Work required: Answer with the number of lines in the listing below that contain the word "solution", and nothing else.

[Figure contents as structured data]
• • • •

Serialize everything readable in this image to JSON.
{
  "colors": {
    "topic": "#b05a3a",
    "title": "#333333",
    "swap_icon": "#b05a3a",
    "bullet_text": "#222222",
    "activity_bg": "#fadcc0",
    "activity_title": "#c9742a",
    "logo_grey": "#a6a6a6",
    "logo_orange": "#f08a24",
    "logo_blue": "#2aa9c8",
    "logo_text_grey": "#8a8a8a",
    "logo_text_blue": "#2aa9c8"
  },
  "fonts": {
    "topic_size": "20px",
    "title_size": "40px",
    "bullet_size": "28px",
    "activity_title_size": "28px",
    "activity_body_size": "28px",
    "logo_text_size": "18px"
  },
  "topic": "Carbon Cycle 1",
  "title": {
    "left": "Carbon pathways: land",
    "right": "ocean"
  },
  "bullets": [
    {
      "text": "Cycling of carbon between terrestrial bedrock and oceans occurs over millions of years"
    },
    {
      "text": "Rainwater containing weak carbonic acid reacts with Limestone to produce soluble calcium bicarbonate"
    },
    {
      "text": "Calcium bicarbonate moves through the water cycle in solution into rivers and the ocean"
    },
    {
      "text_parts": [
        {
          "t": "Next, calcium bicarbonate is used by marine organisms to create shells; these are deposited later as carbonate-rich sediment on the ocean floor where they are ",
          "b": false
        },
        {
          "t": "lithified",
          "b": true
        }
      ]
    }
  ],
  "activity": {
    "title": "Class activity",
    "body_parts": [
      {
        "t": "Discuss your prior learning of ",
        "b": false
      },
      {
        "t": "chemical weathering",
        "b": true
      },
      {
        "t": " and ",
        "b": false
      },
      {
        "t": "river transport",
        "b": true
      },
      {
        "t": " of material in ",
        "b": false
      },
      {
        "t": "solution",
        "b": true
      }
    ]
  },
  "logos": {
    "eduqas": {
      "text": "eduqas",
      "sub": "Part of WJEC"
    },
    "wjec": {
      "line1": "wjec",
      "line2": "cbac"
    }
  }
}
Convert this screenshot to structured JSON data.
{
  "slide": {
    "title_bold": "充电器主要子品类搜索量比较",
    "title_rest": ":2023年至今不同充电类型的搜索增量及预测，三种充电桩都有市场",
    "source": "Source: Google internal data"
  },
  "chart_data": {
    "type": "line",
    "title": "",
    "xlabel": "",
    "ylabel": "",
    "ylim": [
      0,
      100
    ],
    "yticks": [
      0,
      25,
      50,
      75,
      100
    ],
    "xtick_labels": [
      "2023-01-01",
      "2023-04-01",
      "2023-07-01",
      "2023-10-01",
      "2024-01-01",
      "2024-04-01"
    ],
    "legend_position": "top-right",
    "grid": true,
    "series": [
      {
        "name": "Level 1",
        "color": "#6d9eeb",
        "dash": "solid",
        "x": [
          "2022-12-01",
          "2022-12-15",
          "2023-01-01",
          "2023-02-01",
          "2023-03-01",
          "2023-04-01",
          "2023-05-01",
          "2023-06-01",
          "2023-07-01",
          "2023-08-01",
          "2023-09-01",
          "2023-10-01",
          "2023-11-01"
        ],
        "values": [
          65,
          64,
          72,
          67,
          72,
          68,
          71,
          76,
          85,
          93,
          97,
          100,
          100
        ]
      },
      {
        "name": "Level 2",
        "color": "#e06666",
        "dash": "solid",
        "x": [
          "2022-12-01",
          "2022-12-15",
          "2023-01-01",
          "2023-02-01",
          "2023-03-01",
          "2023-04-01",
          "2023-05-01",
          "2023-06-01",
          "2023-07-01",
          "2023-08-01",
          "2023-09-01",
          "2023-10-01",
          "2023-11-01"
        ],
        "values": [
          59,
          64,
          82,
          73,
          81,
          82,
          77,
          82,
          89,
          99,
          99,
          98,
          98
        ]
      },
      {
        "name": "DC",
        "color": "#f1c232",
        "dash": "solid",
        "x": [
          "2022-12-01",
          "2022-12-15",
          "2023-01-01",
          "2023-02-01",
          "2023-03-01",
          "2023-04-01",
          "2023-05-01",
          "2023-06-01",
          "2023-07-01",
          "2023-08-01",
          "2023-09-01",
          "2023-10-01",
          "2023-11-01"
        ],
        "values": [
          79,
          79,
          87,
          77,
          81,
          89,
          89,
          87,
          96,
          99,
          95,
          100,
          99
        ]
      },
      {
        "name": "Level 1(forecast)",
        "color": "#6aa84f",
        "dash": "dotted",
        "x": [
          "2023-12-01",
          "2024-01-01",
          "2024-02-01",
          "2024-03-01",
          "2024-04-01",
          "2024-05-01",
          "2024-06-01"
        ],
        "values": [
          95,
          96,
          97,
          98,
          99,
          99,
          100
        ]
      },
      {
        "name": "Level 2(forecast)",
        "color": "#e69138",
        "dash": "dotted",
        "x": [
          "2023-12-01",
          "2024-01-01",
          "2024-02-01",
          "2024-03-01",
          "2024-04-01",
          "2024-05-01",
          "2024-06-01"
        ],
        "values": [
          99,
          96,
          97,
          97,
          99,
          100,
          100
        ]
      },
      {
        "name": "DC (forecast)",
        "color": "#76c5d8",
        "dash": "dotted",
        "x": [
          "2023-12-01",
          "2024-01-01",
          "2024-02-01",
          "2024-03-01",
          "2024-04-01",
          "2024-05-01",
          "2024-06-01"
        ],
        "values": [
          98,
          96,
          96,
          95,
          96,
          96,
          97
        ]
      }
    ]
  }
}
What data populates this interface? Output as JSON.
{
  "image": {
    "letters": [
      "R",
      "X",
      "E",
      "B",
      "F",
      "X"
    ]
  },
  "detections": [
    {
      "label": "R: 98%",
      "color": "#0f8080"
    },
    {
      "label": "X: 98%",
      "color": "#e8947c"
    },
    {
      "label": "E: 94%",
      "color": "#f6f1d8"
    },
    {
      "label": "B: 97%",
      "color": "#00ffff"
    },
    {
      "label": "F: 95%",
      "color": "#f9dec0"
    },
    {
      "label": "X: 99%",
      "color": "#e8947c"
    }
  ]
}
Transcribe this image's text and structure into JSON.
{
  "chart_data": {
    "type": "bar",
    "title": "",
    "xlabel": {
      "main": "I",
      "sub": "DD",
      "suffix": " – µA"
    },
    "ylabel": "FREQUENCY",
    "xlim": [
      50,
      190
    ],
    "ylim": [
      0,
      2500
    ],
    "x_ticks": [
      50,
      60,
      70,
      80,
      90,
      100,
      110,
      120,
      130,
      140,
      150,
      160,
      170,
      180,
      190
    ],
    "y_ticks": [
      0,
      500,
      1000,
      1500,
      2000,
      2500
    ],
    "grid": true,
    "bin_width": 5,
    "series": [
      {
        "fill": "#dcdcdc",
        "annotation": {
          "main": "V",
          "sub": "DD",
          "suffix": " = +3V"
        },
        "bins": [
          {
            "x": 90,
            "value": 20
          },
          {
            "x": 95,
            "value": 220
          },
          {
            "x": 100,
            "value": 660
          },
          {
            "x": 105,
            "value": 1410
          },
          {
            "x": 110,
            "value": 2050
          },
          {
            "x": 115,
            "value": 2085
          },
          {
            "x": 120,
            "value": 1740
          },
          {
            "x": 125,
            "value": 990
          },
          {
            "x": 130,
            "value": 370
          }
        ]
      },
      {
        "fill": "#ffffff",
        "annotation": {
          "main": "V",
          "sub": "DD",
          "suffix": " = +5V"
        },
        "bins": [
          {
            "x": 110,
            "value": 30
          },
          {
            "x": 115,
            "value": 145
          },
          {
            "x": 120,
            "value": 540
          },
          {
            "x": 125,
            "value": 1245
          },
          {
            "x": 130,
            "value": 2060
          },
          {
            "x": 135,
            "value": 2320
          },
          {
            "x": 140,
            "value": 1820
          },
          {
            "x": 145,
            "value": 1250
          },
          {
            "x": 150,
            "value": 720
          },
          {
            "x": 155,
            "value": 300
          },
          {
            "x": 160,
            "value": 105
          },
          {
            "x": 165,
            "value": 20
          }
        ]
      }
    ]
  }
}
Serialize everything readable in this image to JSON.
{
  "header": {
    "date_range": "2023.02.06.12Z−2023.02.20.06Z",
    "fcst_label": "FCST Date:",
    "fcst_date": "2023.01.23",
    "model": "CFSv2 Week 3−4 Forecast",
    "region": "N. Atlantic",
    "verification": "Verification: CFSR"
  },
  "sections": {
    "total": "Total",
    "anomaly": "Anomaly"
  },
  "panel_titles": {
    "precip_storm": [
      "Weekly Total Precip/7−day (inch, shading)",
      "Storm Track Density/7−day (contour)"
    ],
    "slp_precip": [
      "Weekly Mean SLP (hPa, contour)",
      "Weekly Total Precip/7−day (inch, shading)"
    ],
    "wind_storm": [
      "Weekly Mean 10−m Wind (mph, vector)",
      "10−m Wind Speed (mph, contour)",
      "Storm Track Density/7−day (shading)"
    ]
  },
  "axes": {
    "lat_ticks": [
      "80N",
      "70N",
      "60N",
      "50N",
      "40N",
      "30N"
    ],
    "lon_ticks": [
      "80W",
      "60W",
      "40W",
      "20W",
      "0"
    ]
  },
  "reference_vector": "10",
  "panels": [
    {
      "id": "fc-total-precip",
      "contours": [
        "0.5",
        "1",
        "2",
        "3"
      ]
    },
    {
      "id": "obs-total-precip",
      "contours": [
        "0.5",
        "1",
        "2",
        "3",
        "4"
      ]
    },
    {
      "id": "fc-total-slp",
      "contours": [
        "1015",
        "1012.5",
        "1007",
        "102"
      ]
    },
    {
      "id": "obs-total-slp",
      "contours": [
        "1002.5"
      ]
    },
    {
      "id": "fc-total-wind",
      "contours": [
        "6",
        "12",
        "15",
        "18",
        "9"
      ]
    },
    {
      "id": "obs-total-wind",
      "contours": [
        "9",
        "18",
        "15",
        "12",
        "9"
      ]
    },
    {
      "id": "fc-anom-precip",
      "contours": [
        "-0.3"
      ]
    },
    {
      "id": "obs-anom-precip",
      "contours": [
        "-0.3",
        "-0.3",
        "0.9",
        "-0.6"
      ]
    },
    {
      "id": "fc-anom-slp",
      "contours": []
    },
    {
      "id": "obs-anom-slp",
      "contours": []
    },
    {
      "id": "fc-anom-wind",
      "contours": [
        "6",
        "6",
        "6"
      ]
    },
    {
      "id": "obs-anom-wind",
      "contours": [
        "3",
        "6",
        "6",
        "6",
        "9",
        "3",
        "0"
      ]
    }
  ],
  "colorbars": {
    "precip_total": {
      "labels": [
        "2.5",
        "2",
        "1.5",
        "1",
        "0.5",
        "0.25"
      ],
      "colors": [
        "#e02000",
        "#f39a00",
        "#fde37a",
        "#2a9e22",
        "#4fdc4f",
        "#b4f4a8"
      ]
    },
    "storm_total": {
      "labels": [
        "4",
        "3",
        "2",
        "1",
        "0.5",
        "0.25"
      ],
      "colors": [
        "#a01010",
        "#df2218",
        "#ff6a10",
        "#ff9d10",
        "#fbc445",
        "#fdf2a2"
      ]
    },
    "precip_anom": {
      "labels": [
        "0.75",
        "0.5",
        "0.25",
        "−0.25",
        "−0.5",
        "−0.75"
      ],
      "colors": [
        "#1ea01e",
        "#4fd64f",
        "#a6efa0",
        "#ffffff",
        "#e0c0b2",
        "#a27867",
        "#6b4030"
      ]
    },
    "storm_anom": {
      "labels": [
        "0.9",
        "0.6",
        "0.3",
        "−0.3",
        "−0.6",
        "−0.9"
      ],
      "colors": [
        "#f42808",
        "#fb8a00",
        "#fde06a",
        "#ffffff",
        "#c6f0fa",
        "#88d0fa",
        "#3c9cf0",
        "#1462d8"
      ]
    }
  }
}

• • • •

Response: 2